• _WHAT TO PRODUCE_:
Extract, from the listing that follows, each line containing the word "label".

________________________________________

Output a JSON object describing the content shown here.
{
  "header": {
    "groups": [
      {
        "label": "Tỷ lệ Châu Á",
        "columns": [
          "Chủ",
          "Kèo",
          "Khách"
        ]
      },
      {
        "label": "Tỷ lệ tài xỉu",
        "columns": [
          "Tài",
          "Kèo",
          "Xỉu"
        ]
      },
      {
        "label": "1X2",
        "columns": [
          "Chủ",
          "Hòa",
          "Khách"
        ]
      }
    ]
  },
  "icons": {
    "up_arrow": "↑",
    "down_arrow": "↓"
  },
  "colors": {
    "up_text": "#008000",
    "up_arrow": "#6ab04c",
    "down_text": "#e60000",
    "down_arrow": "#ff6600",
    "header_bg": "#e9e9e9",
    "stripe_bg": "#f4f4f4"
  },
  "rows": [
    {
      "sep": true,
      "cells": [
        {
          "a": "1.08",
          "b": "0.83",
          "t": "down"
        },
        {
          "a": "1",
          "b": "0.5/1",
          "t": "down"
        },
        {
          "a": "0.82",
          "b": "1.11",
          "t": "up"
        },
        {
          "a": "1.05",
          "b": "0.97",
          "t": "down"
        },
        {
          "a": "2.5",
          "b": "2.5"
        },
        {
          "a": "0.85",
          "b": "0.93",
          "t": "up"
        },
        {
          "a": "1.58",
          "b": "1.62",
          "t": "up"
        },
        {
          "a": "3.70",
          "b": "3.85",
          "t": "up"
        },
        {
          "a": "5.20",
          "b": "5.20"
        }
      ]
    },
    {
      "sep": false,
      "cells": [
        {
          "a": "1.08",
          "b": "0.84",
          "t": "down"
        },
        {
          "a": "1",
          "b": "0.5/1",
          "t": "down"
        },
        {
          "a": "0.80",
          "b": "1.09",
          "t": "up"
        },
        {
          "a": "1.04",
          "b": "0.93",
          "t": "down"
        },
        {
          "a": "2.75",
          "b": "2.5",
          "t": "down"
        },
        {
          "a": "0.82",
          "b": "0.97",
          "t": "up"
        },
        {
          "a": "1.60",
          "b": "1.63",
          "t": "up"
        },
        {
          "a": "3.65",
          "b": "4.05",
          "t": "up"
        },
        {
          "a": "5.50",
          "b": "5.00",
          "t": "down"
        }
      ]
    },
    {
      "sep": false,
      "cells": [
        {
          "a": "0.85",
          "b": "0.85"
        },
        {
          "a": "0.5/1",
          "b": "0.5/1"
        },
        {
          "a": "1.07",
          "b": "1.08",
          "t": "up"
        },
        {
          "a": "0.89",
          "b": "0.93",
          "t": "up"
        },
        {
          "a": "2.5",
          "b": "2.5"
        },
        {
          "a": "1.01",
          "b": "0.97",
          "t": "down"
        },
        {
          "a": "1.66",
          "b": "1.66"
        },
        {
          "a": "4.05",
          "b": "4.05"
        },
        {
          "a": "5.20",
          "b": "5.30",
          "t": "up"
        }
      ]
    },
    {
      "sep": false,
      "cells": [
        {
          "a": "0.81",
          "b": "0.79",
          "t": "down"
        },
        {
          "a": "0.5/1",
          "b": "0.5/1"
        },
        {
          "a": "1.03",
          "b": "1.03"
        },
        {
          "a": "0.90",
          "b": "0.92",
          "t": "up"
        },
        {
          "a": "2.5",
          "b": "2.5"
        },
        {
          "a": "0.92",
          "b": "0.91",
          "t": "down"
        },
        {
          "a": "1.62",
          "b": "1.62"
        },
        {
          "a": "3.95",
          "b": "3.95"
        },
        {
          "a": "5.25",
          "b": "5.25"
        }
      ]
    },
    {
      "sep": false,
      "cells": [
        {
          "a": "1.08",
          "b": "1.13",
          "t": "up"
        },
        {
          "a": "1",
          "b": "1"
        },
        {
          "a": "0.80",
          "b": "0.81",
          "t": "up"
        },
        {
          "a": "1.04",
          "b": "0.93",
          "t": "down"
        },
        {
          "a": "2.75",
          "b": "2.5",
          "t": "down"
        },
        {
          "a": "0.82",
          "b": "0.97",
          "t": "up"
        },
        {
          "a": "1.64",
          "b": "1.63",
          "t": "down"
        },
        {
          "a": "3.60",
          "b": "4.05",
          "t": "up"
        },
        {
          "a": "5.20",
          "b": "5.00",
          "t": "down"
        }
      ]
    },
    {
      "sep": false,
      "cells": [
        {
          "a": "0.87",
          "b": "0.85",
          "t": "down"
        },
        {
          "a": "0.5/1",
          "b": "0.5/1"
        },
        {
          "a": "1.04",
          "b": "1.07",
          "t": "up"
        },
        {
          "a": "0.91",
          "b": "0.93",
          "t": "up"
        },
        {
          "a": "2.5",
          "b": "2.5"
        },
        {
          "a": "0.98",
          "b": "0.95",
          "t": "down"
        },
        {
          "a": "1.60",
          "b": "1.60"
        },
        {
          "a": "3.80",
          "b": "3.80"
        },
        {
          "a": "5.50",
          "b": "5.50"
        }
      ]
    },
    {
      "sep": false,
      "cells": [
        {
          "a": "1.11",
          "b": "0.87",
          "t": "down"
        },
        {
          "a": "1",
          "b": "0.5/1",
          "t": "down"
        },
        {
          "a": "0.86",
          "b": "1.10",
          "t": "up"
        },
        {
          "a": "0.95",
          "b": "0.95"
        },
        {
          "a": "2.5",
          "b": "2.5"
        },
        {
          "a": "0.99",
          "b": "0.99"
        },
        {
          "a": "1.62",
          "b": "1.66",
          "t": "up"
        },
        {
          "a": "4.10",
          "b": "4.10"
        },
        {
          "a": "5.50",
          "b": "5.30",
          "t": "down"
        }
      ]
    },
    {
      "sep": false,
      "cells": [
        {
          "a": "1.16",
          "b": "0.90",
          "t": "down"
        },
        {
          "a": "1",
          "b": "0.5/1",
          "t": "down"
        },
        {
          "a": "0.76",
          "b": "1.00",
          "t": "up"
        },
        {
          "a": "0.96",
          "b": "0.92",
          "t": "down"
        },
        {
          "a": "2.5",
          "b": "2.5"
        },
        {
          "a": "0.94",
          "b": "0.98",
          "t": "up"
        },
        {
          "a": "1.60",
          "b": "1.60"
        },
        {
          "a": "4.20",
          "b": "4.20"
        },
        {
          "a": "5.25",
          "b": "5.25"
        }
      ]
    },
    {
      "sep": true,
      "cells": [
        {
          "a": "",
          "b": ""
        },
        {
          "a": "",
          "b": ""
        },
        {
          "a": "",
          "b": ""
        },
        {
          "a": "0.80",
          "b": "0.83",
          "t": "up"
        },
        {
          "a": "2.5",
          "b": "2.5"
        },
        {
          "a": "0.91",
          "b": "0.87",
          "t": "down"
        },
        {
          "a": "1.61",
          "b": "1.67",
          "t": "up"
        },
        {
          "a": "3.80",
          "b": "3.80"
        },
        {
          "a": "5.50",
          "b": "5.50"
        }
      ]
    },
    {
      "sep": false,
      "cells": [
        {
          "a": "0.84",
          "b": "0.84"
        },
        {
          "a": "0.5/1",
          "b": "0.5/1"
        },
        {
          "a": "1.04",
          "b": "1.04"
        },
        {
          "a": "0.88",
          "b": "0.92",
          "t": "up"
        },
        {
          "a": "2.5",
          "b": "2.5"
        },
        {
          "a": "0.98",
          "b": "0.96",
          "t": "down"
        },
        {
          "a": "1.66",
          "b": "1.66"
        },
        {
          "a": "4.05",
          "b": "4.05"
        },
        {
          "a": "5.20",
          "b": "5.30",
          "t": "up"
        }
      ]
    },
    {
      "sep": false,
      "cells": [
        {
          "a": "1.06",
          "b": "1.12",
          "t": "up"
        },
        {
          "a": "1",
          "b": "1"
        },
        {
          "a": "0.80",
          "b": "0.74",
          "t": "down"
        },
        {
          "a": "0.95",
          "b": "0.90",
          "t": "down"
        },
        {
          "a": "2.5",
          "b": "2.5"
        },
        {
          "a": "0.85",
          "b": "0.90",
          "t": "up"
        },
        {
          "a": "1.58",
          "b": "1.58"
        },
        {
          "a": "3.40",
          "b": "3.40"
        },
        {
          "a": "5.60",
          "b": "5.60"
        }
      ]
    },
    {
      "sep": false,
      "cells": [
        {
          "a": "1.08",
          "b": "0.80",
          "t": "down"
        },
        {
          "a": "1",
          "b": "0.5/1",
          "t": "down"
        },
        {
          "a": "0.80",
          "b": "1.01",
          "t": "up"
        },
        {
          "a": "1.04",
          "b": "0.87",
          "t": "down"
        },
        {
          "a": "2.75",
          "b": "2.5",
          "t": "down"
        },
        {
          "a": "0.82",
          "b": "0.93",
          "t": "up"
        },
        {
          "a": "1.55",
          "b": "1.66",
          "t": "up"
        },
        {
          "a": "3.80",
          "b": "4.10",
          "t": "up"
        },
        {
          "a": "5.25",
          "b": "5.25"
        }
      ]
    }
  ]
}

________________________________________

• _COMPLETE RESPONSE_:
        "label": "Tỷ lệ Châu Á",
        "label": "Tỷ lệ tài xỉu",
        "label": "1X2",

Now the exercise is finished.